- [About this task] If a line in the records below holds the string "Nachweis", count it, and state only the final count.

- [Task material]

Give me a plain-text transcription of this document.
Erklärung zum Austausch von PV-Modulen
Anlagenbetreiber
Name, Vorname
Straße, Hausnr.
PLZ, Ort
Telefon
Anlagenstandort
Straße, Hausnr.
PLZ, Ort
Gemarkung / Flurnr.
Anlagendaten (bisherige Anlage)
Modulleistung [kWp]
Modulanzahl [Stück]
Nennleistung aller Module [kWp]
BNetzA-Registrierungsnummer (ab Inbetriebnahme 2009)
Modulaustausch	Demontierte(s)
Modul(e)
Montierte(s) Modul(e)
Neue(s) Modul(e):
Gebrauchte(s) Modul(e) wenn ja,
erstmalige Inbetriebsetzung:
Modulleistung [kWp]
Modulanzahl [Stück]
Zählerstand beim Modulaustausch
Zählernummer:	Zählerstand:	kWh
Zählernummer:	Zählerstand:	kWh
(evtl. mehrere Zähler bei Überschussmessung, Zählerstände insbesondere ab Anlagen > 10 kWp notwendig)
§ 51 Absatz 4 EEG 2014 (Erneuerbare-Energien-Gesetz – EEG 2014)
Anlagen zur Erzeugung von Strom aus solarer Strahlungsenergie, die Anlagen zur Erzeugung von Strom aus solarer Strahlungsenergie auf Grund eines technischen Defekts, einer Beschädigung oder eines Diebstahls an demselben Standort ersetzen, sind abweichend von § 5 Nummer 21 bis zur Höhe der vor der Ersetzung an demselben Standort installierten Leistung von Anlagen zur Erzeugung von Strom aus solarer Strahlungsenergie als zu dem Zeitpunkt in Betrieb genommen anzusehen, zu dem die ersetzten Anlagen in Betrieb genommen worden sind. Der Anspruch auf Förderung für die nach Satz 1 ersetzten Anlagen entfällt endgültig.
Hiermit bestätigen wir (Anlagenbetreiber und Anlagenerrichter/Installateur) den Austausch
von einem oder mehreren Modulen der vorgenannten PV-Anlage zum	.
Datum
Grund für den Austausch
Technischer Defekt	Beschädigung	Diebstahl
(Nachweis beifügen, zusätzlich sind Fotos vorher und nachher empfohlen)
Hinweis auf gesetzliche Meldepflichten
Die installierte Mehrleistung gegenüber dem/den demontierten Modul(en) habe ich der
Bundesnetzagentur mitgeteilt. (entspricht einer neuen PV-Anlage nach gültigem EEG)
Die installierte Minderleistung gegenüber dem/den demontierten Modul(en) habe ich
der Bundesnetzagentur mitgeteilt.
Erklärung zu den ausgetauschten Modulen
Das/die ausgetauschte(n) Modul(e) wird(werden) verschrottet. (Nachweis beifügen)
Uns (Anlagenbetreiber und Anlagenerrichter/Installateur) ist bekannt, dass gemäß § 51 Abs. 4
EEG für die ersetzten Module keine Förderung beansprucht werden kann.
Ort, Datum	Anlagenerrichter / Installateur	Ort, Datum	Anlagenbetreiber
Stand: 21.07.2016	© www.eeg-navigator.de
--
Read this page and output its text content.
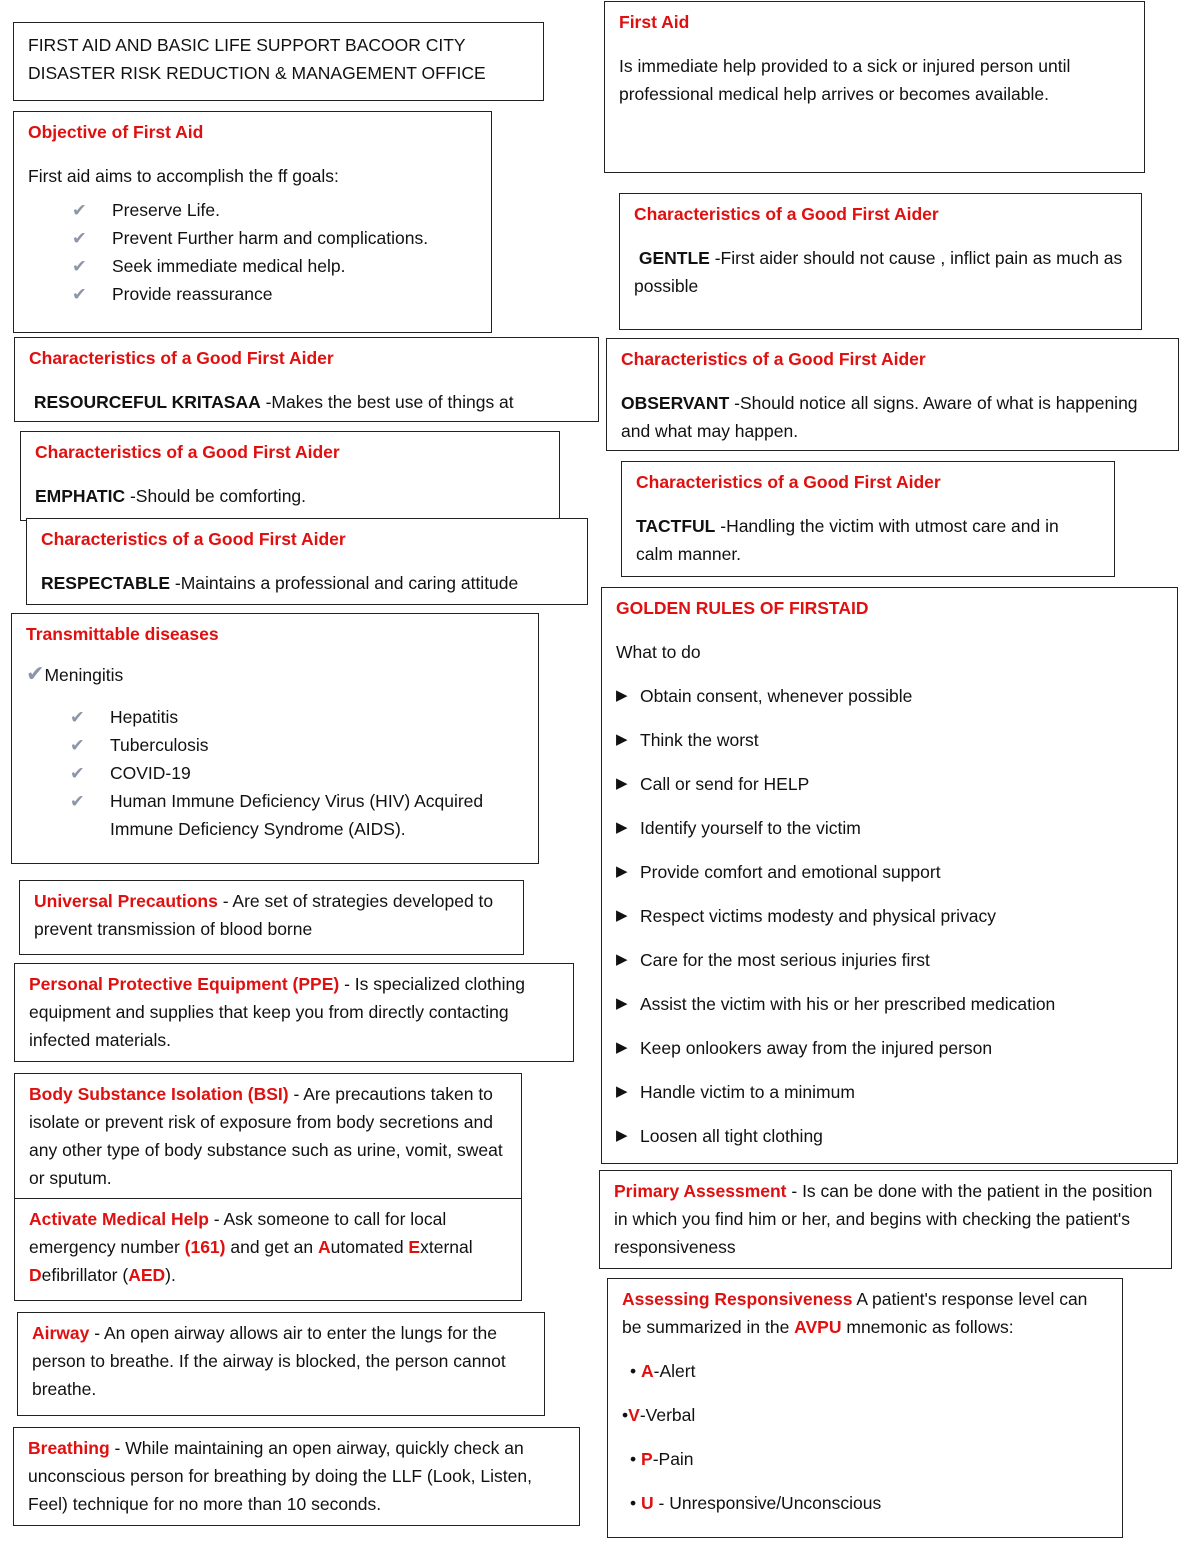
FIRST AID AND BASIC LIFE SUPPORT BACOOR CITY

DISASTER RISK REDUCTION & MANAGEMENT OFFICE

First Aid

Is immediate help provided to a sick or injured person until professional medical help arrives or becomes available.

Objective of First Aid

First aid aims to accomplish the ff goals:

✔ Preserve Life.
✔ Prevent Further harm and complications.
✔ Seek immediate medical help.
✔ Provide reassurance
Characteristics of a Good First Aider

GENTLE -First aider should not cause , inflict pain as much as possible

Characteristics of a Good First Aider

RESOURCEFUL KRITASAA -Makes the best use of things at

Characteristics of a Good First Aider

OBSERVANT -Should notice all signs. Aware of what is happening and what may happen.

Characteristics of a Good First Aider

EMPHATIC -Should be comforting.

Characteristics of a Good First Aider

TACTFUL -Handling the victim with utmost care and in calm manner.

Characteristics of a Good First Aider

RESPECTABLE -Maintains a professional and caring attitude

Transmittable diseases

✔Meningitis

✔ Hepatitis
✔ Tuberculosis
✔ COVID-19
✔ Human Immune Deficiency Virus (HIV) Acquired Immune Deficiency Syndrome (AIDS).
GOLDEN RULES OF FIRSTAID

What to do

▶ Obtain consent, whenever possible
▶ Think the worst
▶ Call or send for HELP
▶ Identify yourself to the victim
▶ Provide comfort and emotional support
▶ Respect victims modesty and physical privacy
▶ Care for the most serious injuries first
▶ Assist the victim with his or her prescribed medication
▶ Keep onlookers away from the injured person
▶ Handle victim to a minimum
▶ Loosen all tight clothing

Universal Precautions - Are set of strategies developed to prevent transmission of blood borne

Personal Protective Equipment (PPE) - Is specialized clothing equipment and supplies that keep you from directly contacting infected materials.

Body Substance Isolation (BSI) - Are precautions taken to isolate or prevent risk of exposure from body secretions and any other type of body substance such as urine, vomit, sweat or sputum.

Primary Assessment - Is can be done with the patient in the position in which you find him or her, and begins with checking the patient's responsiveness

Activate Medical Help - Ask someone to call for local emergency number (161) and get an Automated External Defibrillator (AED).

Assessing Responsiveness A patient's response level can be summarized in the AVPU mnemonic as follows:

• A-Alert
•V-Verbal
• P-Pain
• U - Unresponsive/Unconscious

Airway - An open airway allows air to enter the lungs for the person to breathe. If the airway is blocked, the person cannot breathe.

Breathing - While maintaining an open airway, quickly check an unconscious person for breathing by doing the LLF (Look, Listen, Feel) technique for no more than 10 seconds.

- [Solution for this problem] 2